◆ EXERCISE INSTRUCTIONS ◆
Scan the entries below for the word "JSON". Copy each line that has it.

◆ INPUT ◆
..............................

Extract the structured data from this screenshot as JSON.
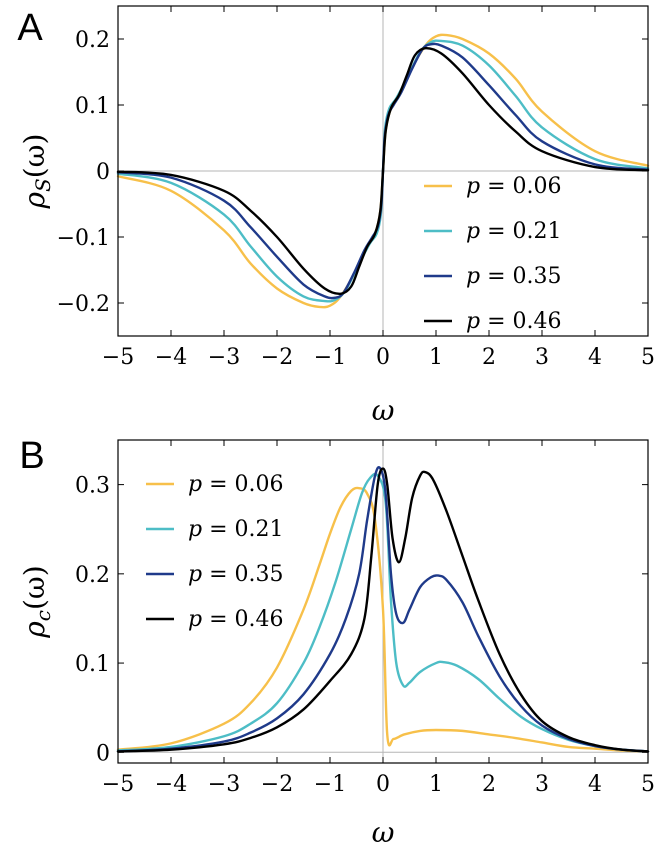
{
  "chart_data": [
    {
      "panel": "A",
      "type": "line",
      "xlabel": "ω",
      "ylabel": "ρS(ω)",
      "ylabel_main": "ρ",
      "ylabel_sub": "S",
      "ylabel_tail": "(ω)",
      "xlim": [
        -5,
        5
      ],
      "ylim": [
        -0.25,
        0.25
      ],
      "xticks": [
        -5,
        -4,
        -3,
        -2,
        -1,
        0,
        1,
        2,
        3,
        4,
        5
      ],
      "xtick_labels": [
        "−5",
        "−4",
        "−3",
        "−2",
        "−1",
        "0",
        "1",
        "2",
        "3",
        "4",
        "5"
      ],
      "yticks": [
        -0.2,
        -0.1,
        0,
        0.1,
        0.2
      ],
      "ytick_labels": [
        "−0.2",
        "−0.1",
        "0",
        "0.1",
        "0.2"
      ],
      "legend_position": "lower-right",
      "series": [
        {
          "name": "p = 0.06",
          "label_var": "p",
          "label_value": "= 0.06",
          "color": "#F7C04A",
          "x": [
            -5,
            -4,
            -3,
            -2.5,
            -2,
            -1.5,
            -1.2,
            -1,
            -0.8,
            -0.5,
            -0.3,
            -0.15,
            -0.05,
            0,
            0.05,
            0.15,
            0.3,
            0.5,
            0.8,
            1,
            1.2,
            1.5,
            2,
            2.5,
            3,
            4,
            5
          ],
          "y": [
            -0.008,
            -0.03,
            -0.09,
            -0.14,
            -0.178,
            -0.2,
            -0.206,
            -0.204,
            -0.19,
            -0.15,
            -0.115,
            -0.095,
            -0.06,
            0,
            0.06,
            0.095,
            0.115,
            0.15,
            0.19,
            0.204,
            0.206,
            0.2,
            0.178,
            0.14,
            0.09,
            0.03,
            0.008
          ]
        },
        {
          "name": "p = 0.21",
          "label_var": "p",
          "label_value": "= 0.21",
          "color": "#4DBDC6",
          "x": [
            -5,
            -4,
            -3,
            -2.5,
            -2,
            -1.5,
            -1.1,
            -0.9,
            -0.7,
            -0.45,
            -0.25,
            -0.12,
            -0.04,
            0,
            0.04,
            0.12,
            0.25,
            0.45,
            0.7,
            0.9,
            1.1,
            1.5,
            2,
            2.5,
            3,
            4,
            5
          ],
          "y": [
            -0.004,
            -0.018,
            -0.066,
            -0.114,
            -0.16,
            -0.19,
            -0.197,
            -0.195,
            -0.18,
            -0.14,
            -0.11,
            -0.095,
            -0.065,
            0,
            0.065,
            0.095,
            0.11,
            0.14,
            0.18,
            0.195,
            0.197,
            0.19,
            0.16,
            0.114,
            0.066,
            0.018,
            0.004
          ]
        },
        {
          "name": "p = 0.35",
          "label_var": "p",
          "label_value": "= 0.35",
          "color": "#1F3A8A",
          "x": [
            -5,
            -4,
            -3,
            -2.5,
            -2,
            -1.5,
            -1.1,
            -0.9,
            -0.75,
            -0.55,
            -0.35,
            -0.2,
            -0.1,
            -0.03,
            0,
            0.03,
            0.1,
            0.2,
            0.35,
            0.55,
            0.75,
            0.9,
            1.1,
            1.5,
            2,
            2.5,
            3,
            4,
            5
          ],
          "y": [
            -0.002,
            -0.01,
            -0.045,
            -0.085,
            -0.13,
            -0.172,
            -0.19,
            -0.192,
            -0.185,
            -0.155,
            -0.12,
            -0.1,
            -0.085,
            -0.05,
            0,
            0.05,
            0.085,
            0.1,
            0.12,
            0.155,
            0.185,
            0.192,
            0.19,
            0.172,
            0.13,
            0.085,
            0.045,
            0.01,
            0.002
          ]
        },
        {
          "name": "p = 0.46",
          "label_var": "p",
          "label_value": "= 0.46",
          "color": "#000000",
          "x": [
            -5,
            -4,
            -3,
            -2.5,
            -2,
            -1.5,
            -1.1,
            -0.8,
            -0.6,
            -0.45,
            -0.3,
            -0.15,
            -0.05,
            0,
            0.05,
            0.15,
            0.3,
            0.45,
            0.6,
            0.8,
            1.1,
            1.5,
            2,
            2.5,
            3,
            4,
            5
          ],
          "y": [
            -0.001,
            -0.006,
            -0.03,
            -0.06,
            -0.1,
            -0.148,
            -0.178,
            -0.186,
            -0.175,
            -0.145,
            -0.115,
            -0.095,
            -0.06,
            0,
            0.06,
            0.095,
            0.115,
            0.145,
            0.175,
            0.186,
            0.178,
            0.148,
            0.1,
            0.06,
            0.03,
            0.006,
            0.001
          ]
        }
      ]
    },
    {
      "panel": "B",
      "type": "line",
      "xlabel": "ω",
      "ylabel": "ρc(ω)",
      "ylabel_main": "ρ",
      "ylabel_sub": "c",
      "ylabel_tail": "(ω)",
      "xlim": [
        -5,
        5
      ],
      "ylim": [
        -0.012,
        0.35
      ],
      "xticks": [
        -5,
        -4,
        -3,
        -2,
        -1,
        0,
        1,
        2,
        3,
        4,
        5
      ],
      "xtick_labels": [
        "−5",
        "−4",
        "−3",
        "−2",
        "−1",
        "0",
        "1",
        "2",
        "3",
        "4",
        "5"
      ],
      "yticks": [
        0,
        0.1,
        0.2,
        0.3
      ],
      "ytick_labels": [
        "0",
        "0.1",
        "0.2",
        "0.3"
      ],
      "legend_position": "upper-left",
      "series": [
        {
          "name": "p = 0.06",
          "label_var": "p",
          "label_value": "= 0.06",
          "color": "#F7C04A",
          "x": [
            -5,
            -4,
            -3,
            -2.5,
            -2,
            -1.5,
            -1.2,
            -1,
            -0.8,
            -0.6,
            -0.45,
            -0.3,
            -0.15,
            0,
            0.08,
            0.2,
            0.4,
            0.7,
            1,
            1.5,
            2,
            2.5,
            3,
            3.5,
            4,
            4.5,
            5
          ],
          "y": [
            0.003,
            0.01,
            0.032,
            0.055,
            0.095,
            0.16,
            0.21,
            0.245,
            0.275,
            0.293,
            0.296,
            0.29,
            0.26,
            0.16,
            0.02,
            0.015,
            0.02,
            0.024,
            0.025,
            0.024,
            0.02,
            0.016,
            0.011,
            0.006,
            0.004,
            0.002,
            0.001
          ]
        },
        {
          "name": "p = 0.21",
          "label_var": "p",
          "label_value": "= 0.21",
          "color": "#4DBDC6",
          "x": [
            -5,
            -4,
            -3,
            -2.5,
            -2,
            -1.5,
            -1.2,
            -0.9,
            -0.6,
            -0.4,
            -0.25,
            -0.1,
            0.05,
            0.15,
            0.25,
            0.38,
            0.5,
            0.7,
            1,
            1.15,
            1.4,
            1.8,
            2.2,
            2.6,
            3,
            3.5,
            4,
            4.5,
            5
          ],
          "y": [
            0.002,
            0.006,
            0.018,
            0.032,
            0.055,
            0.1,
            0.14,
            0.19,
            0.25,
            0.29,
            0.307,
            0.31,
            0.28,
            0.17,
            0.1,
            0.075,
            0.078,
            0.09,
            0.1,
            0.101,
            0.097,
            0.082,
            0.06,
            0.04,
            0.026,
            0.014,
            0.007,
            0.003,
            0.001
          ]
        },
        {
          "name": "p = 0.35",
          "label_var": "p",
          "label_value": "= 0.35",
          "color": "#1F3A8A",
          "x": [
            -5,
            -4,
            -3,
            -2.5,
            -2,
            -1.5,
            -1,
            -0.7,
            -0.45,
            -0.3,
            -0.15,
            -0.05,
            0.05,
            0.15,
            0.25,
            0.38,
            0.5,
            0.7,
            0.9,
            1.05,
            1.2,
            1.5,
            1.8,
            2.2,
            2.6,
            3,
            3.5,
            4,
            4.5,
            5
          ],
          "y": [
            0.001,
            0.004,
            0.012,
            0.022,
            0.038,
            0.065,
            0.11,
            0.15,
            0.2,
            0.26,
            0.31,
            0.318,
            0.29,
            0.2,
            0.155,
            0.145,
            0.16,
            0.185,
            0.196,
            0.198,
            0.193,
            0.168,
            0.13,
            0.085,
            0.052,
            0.03,
            0.015,
            0.007,
            0.003,
            0.001
          ]
        },
        {
          "name": "p = 0.46",
          "label_var": "p",
          "label_value": "= 0.46",
          "color": "#000000",
          "x": [
            -5,
            -4,
            -3,
            -2.5,
            -2,
            -1.5,
            -1,
            -0.6,
            -0.35,
            -0.22,
            -0.1,
            0,
            0.08,
            0.18,
            0.3,
            0.42,
            0.55,
            0.7,
            0.8,
            0.95,
            1.2,
            1.5,
            1.8,
            2.2,
            2.6,
            3,
            3.5,
            4,
            4.5,
            5
          ],
          "y": [
            0.001,
            0.003,
            0.009,
            0.016,
            0.028,
            0.048,
            0.08,
            0.11,
            0.15,
            0.22,
            0.3,
            0.318,
            0.3,
            0.24,
            0.213,
            0.24,
            0.285,
            0.31,
            0.314,
            0.305,
            0.27,
            0.22,
            0.17,
            0.11,
            0.065,
            0.035,
            0.017,
            0.008,
            0.003,
            0.001
          ]
        }
      ]
    }
  ]
}
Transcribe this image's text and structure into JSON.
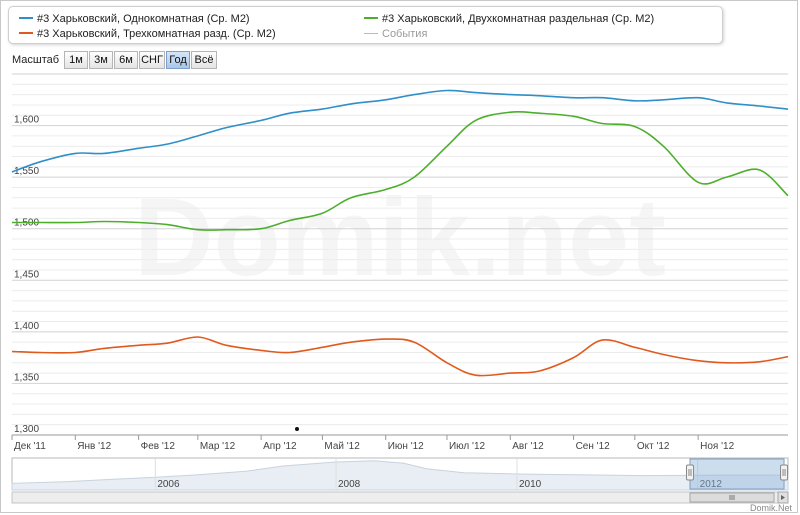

..............................

◆ SOLUTION ◆
Extract the structured data from this screenshot as JSON.
Transcribe this image's text and structure into JSON.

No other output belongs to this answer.